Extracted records
——————

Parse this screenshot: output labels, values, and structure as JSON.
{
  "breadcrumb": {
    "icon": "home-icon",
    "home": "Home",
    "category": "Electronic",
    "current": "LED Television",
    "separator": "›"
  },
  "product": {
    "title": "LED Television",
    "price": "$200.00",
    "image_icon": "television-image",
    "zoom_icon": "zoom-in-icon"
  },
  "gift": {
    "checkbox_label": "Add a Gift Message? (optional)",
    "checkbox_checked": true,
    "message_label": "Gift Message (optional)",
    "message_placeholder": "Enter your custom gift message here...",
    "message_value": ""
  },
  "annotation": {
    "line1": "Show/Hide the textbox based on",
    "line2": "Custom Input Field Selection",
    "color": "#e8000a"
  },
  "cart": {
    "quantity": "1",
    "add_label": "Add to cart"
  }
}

——————

#### [TASK STATEMENT]
Search the preceding listing for the word "optional" and pull out every line that holds it.

#### [RESULT OF THIS EXERCISE]
    "checkbox_label": "Add a Gift Message? (optional)",
    "message_label": "Gift Message (optional)",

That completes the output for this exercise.